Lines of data
============================================================

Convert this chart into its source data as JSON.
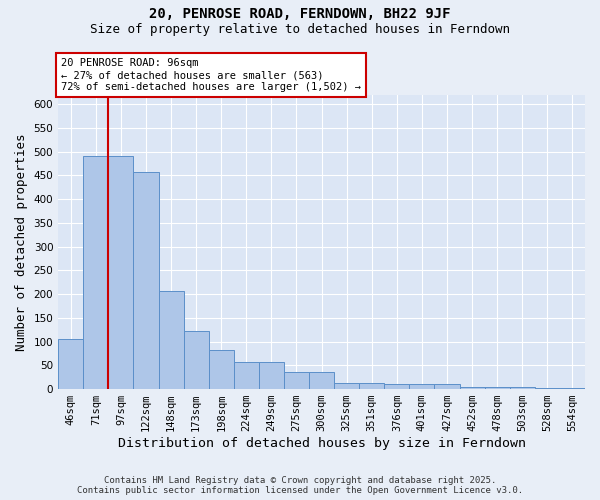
{
  "title": "20, PENROSE ROAD, FERNDOWN, BH22 9JF",
  "subtitle": "Size of property relative to detached houses in Ferndown",
  "xlabel": "Distribution of detached houses by size in Ferndown",
  "ylabel": "Number of detached properties",
  "footer_line1": "Contains HM Land Registry data © Crown copyright and database right 2025.",
  "footer_line2": "Contains public sector information licensed under the Open Government Licence v3.0.",
  "categories": [
    "46sqm",
    "71sqm",
    "97sqm",
    "122sqm",
    "148sqm",
    "173sqm",
    "198sqm",
    "224sqm",
    "249sqm",
    "275sqm",
    "300sqm",
    "325sqm",
    "351sqm",
    "376sqm",
    "401sqm",
    "427sqm",
    "452sqm",
    "478sqm",
    "503sqm",
    "528sqm",
    "554sqm"
  ],
  "values": [
    105,
    490,
    490,
    457,
    207,
    122,
    82,
    57,
    57,
    35,
    35,
    13,
    13,
    10,
    10,
    10,
    5,
    5,
    5,
    3,
    3
  ],
  "bar_color": "#aec6e8",
  "bar_edge_color": "#5b8fc9",
  "vline_x_idx": 2,
  "vline_color": "#cc0000",
  "annotation_text": "20 PENROSE ROAD: 96sqm\n← 27% of detached houses are smaller (563)\n72% of semi-detached houses are larger (1,502) →",
  "annotation_box_color": "#cc0000",
  "ylim": [
    0,
    620
  ],
  "yticks": [
    0,
    50,
    100,
    150,
    200,
    250,
    300,
    350,
    400,
    450,
    500,
    550,
    600
  ],
  "bg_color": "#e8eef7",
  "plot_bg_color": "#dce6f5",
  "grid_color": "#ffffff",
  "title_fontsize": 10,
  "subtitle_fontsize": 9,
  "axis_label_fontsize": 9,
  "tick_fontsize": 7.5,
  "footer_fontsize": 6.5,
  "annotation_fontsize": 7.5
}
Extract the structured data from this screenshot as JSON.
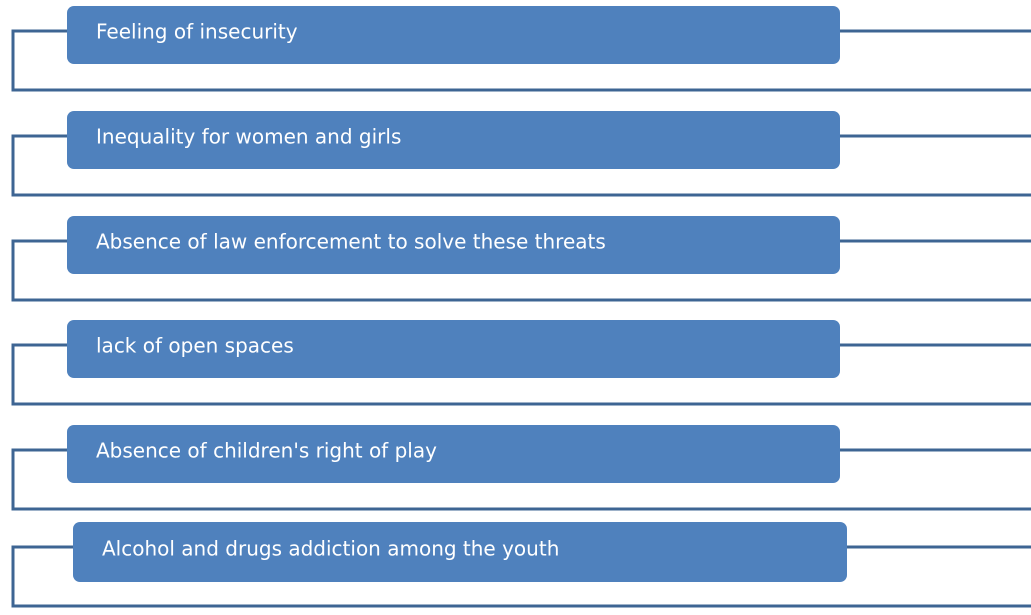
{
  "items": [
    {
      "label": "Feeling of insecurity"
    },
    {
      "label": "Inequality for women and girls"
    },
    {
      "label": "Absence of law enforcement to solve these threats"
    },
    {
      "label": "lack of open spaces"
    },
    {
      "label": "Absence of children's right of play"
    },
    {
      "label": "Alcohol and drugs addiction among the youth"
    }
  ]
}
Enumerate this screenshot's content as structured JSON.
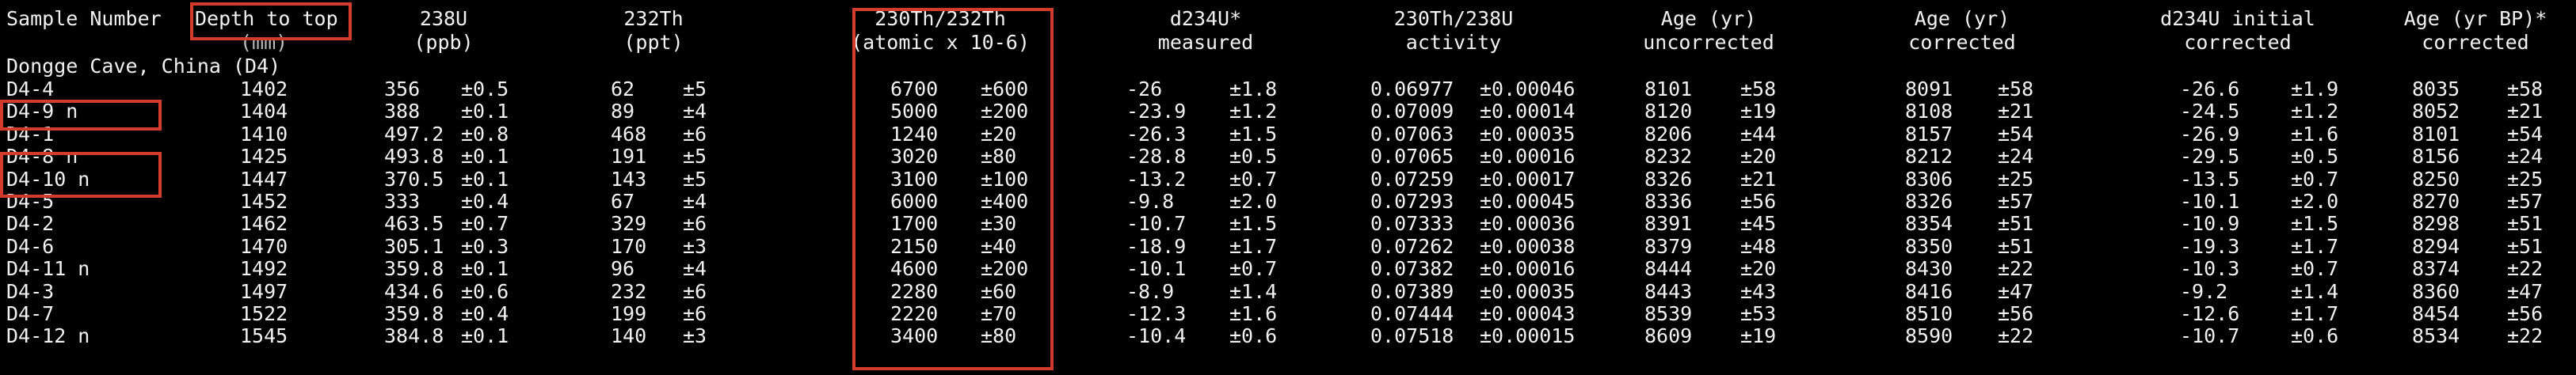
{
  "headers": {
    "sample_number": "Sample Number",
    "depth_line1": "Depth to top",
    "depth_line2": "(mm)",
    "u238_line1": "238U",
    "u238_line2": "(ppb)",
    "th232_line1": "232Th",
    "th232_line2": "(ppt)",
    "th230_th232_line1": "230Th/232Th",
    "th230_th232_line2": "(atomic x 10-6)",
    "d234u_meas_line1": "d234U*",
    "d234u_meas_line2": "measured",
    "th230_u238_line1": "230Th/238U",
    "th230_u238_line2": "activity",
    "age_unc_line1": "Age (yr)",
    "age_unc_line2": "uncorrected",
    "age_cor_line1": "Age (yr)",
    "age_cor_line2": "corrected",
    "d234u_init_line1": "d234U initial",
    "d234u_init_line2": "corrected",
    "age_bp_line1": "Age (yr BP)*",
    "age_bp_line2": "corrected"
  },
  "section_label": "Dongge Cave, China (D4)",
  "rows": [
    [
      "D4-4",
      "1402",
      "356",
      "±0.5",
      "62",
      "±5",
      "6700",
      "±600",
      "-26",
      "±1.8",
      "0.06977",
      "±0.00046",
      "8101",
      "±58",
      "8091",
      "±58",
      "-26.6",
      "±1.9",
      "8035",
      "±58"
    ],
    [
      "D4-9 n",
      "1404",
      "388",
      "±0.1",
      "89",
      "±4",
      "5000",
      "±200",
      "-23.9",
      "±1.2",
      "0.07009",
      "±0.00014",
      "8120",
      "±19",
      "8108",
      "±21",
      "-24.5",
      "±1.2",
      "8052",
      "±21"
    ],
    [
      "D4-1",
      "1410",
      "497.2",
      "±0.8",
      "468",
      "±6",
      "1240",
      "±20",
      "-26.3",
      "±1.5",
      "0.07063",
      "±0.00035",
      "8206",
      "±44",
      "8157",
      "±54",
      "-26.9",
      "±1.6",
      "8101",
      "±54"
    ],
    [
      "D4-8 n",
      "1425",
      "493.8",
      "±0.1",
      "191",
      "±5",
      "3020",
      "±80",
      "-28.8",
      "±0.5",
      "0.07065",
      "±0.00016",
      "8232",
      "±20",
      "8212",
      "±24",
      "-29.5",
      "±0.5",
      "8156",
      "±24"
    ],
    [
      "D4-10 n",
      "1447",
      "370.5",
      "±0.1",
      "143",
      "±5",
      "3100",
      "±100",
      "-13.2",
      "±0.7",
      "0.07259",
      "±0.00017",
      "8326",
      "±21",
      "8306",
      "±25",
      "-13.5",
      "±0.7",
      "8250",
      "±25"
    ],
    [
      "D4-5",
      "1452",
      "333",
      "±0.4",
      "67",
      "±4",
      "6000",
      "±400",
      "-9.8",
      "±2.0",
      "0.07293",
      "±0.00045",
      "8336",
      "±56",
      "8326",
      "±57",
      "-10.1",
      "±2.0",
      "8270",
      "±57"
    ],
    [
      "D4-2",
      "1462",
      "463.5",
      "±0.7",
      "329",
      "±6",
      "1700",
      "±30",
      "-10.7",
      "±1.5",
      "0.07333",
      "±0.00036",
      "8391",
      "±45",
      "8354",
      "±51",
      "-10.9",
      "±1.5",
      "8298",
      "±51"
    ],
    [
      "D4-6",
      "1470",
      "305.1",
      "±0.3",
      "170",
      "±3",
      "2150",
      "±40",
      "-18.9",
      "±1.7",
      "0.07262",
      "±0.00038",
      "8379",
      "±48",
      "8350",
      "±51",
      "-19.3",
      "±1.7",
      "8294",
      "±51"
    ],
    [
      "D4-11 n",
      "1492",
      "359.8",
      "±0.1",
      "96",
      "±4",
      "4600",
      "±200",
      "-10.1",
      "±0.7",
      "0.07382",
      "±0.00016",
      "8444",
      "±20",
      "8430",
      "±22",
      "-10.3",
      "±0.7",
      "8374",
      "±22"
    ],
    [
      "D4-3",
      "1497",
      "434.6",
      "±0.6",
      "232",
      "±6",
      "2280",
      "±60",
      "-8.9",
      "±1.4",
      "0.07389",
      "±0.00035",
      "8443",
      "±43",
      "8416",
      "±47",
      "-9.2",
      "±1.4",
      "8360",
      "±47"
    ],
    [
      "D4-7",
      "1522",
      "359.8",
      "±0.4",
      "199",
      "±6",
      "2220",
      "±70",
      "-12.3",
      "±1.6",
      "0.07444",
      "±0.00043",
      "8539",
      "±53",
      "8510",
      "±56",
      "-12.6",
      "±1.7",
      "8454",
      "±56"
    ],
    [
      "D4-12 n",
      "1545",
      "384.8",
      "±0.1",
      "140",
      "±3",
      "3400",
      "±80",
      "-10.4",
      "±0.6",
      "0.07518",
      "±0.00015",
      "8609",
      "±19",
      "8590",
      "±22",
      "-10.7",
      "±0.6",
      "8534",
      "±22"
    ]
  ],
  "colors": {
    "background": "#000000",
    "text": "#f2f2f2",
    "highlight": "#d33b2c"
  }
}
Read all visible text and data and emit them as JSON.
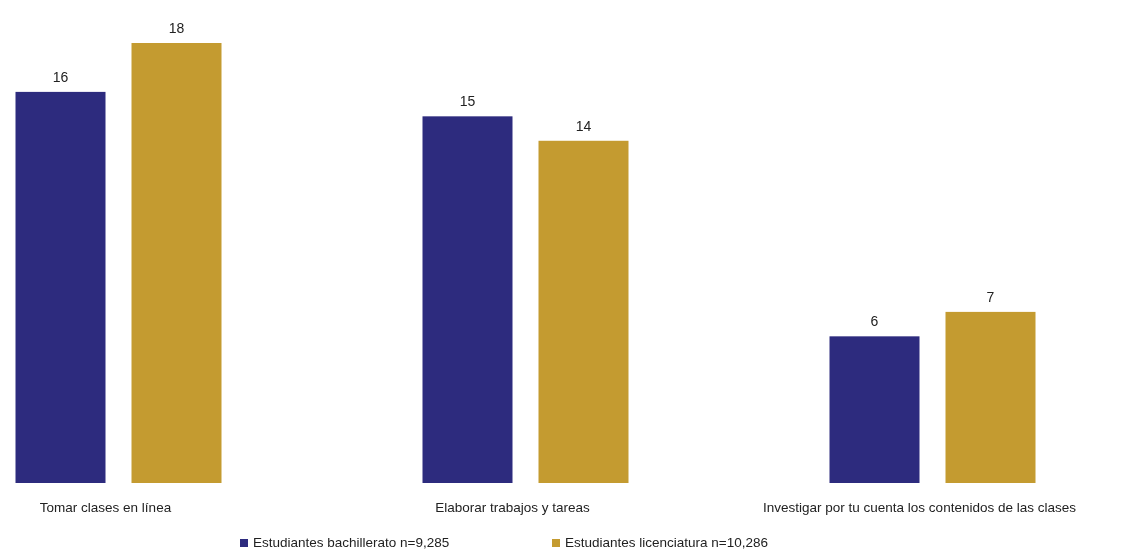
{
  "chart_data": {
    "type": "bar",
    "categories": [
      "Tomar clases en línea",
      "Elaborar trabajos y tareas",
      "Investigar por tu cuenta los contenidos de las clases"
    ],
    "series": [
      {
        "name": "Estudiantes bachillerato n=9,285",
        "color": "#2d2b7e",
        "values": [
          16,
          15,
          6
        ]
      },
      {
        "name": "Estudiantes licenciatura n=10,286",
        "color": "#c49b30",
        "values": [
          18,
          14,
          7
        ]
      }
    ],
    "data_labels": true,
    "legend": "bottom"
  }
}
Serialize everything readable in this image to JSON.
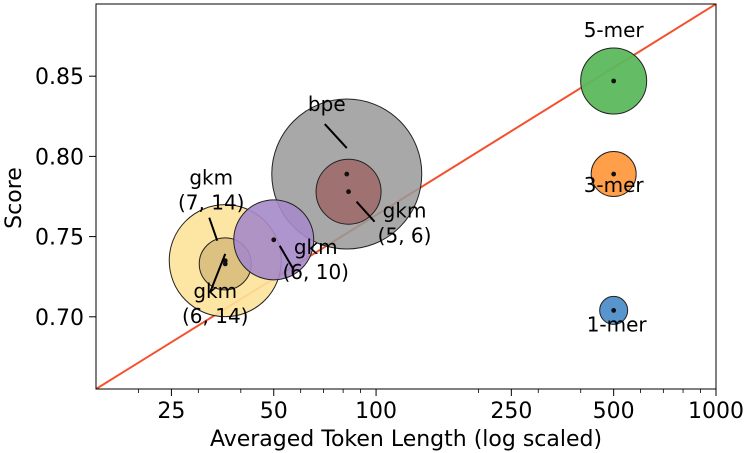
{
  "chart_data": {
    "type": "scatter",
    "title": "",
    "xlabel": "Averaged Token Length (log scaled)",
    "ylabel": "Score",
    "xscale": "log",
    "xlim": [
      15,
      1000
    ],
    "ylim": [
      0.655,
      0.895
    ],
    "xticks": [
      {
        "value": 25,
        "label": "25"
      },
      {
        "value": 50,
        "label": "50"
      },
      {
        "value": 100,
        "label": "100"
      },
      {
        "value": 250,
        "label": "250"
      },
      {
        "value": 500,
        "label": "500"
      },
      {
        "value": 1000,
        "label": "1000"
      }
    ],
    "yticks": [
      {
        "value": 0.7,
        "label": "0.70"
      },
      {
        "value": 0.75,
        "label": "0.75"
      },
      {
        "value": 0.8,
        "label": "0.80"
      },
      {
        "value": 0.85,
        "label": "0.85"
      }
    ],
    "trend_line": {
      "color": "#f4512c",
      "from": [
        15,
        0.655
      ],
      "to": [
        1000,
        0.895
      ]
    },
    "points": [
      {
        "id": "bpe",
        "x": 82,
        "y": 0.789,
        "size": 150,
        "color": "#999999",
        "alpha": 0.85
      },
      {
        "id": "gkm-7-14",
        "x": 36,
        "y": 0.735,
        "size": 112,
        "color": "#fde39a",
        "alpha": 0.9
      },
      {
        "id": "gkm-6-14",
        "x": 36,
        "y": 0.733,
        "size": 52,
        "color": "#d9bc7c",
        "alpha": 0.9
      },
      {
        "id": "gkm-6-10",
        "x": 50,
        "y": 0.748,
        "size": 80,
        "color": "#a68ac9",
        "alpha": 0.9
      },
      {
        "id": "gkm-5-6",
        "x": 83,
        "y": 0.778,
        "size": 65,
        "color": "#9e6e6e",
        "alpha": 0.95
      },
      {
        "id": "5-mer",
        "x": 500,
        "y": 0.847,
        "size": 66,
        "color": "#5cb85c",
        "alpha": 0.95
      },
      {
        "id": "3-mer",
        "x": 500,
        "y": 0.789,
        "size": 45,
        "color": "#ff9a40",
        "alpha": 0.95
      },
      {
        "id": "1-mer",
        "x": 500,
        "y": 0.704,
        "size": 28,
        "color": "#4f8fc9",
        "alpha": 0.95
      }
    ],
    "labels": [
      {
        "id": "bpe",
        "lines": [
          "bpe"
        ]
      },
      {
        "id": "gkm-7-14",
        "lines": [
          "gkm",
          "(7, 14)"
        ]
      },
      {
        "id": "gkm-6-14",
        "lines": [
          "gkm",
          "(6, 14)"
        ]
      },
      {
        "id": "gkm-6-10",
        "lines": [
          "gkm",
          "(6, 10)"
        ]
      },
      {
        "id": "gkm-5-6",
        "lines": [
          "gkm",
          "(5, 6)"
        ]
      },
      {
        "id": "5-mer",
        "lines": [
          "5-mer"
        ]
      },
      {
        "id": "3-mer",
        "lines": [
          "3-mer"
        ]
      },
      {
        "id": "1-mer",
        "lines": [
          "1-mer"
        ]
      }
    ]
  }
}
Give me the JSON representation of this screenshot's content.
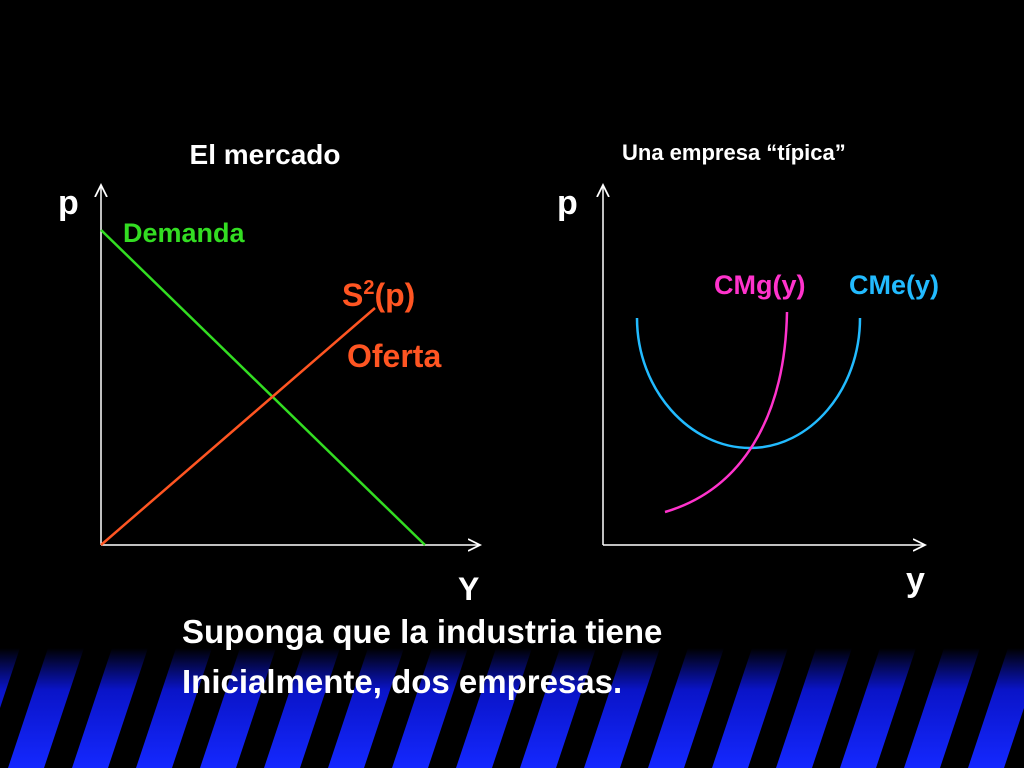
{
  "left_panel": {
    "title": "El mercado",
    "y_axis": "p",
    "x_axis": "Y",
    "demand_label": "Demanda",
    "supply_label": {
      "base": "S",
      "superscript": "2",
      "rest": "(p)"
    },
    "supply_name": "Oferta"
  },
  "right_panel": {
    "title": "Una empresa “típica”",
    "y_axis": "p",
    "x_axis": "y",
    "marginal_cost_label": "CMg(y)",
    "average_cost_label": "CMe(y)"
  },
  "caption": {
    "lines": [
      "Suponga que la industria tiene",
      "Inicialmente, dos empresas."
    ]
  }
}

============================================================

**Task details**
The lines to be extracted begin at the line containing "Give me the" and continue through the final line of the material above, both ends included. Reproduce them exactly, without the pictures.

**Result of this exercise**
Give me the JSON representation of this screenshot's content.
{
  "left_panel": {
    "title": "El mercado",
    "y_axis": "p",
    "x_axis": "Y",
    "demand_label": "Demanda",
    "supply_label": {
      "base": "S",
      "superscript": "2",
      "rest": "(p)"
    },
    "supply_name": "Oferta"
  },
  "right_panel": {
    "title": "Una empresa “típica”",
    "y_axis": "p",
    "x_axis": "y",
    "marginal_cost_label": "CMg(y)",
    "average_cost_label": "CMe(y)"
  },
  "caption": {
    "lines": [
      "Suponga que la industria tiene",
      "Inicialmente, dos empresas."
    ]
  }
}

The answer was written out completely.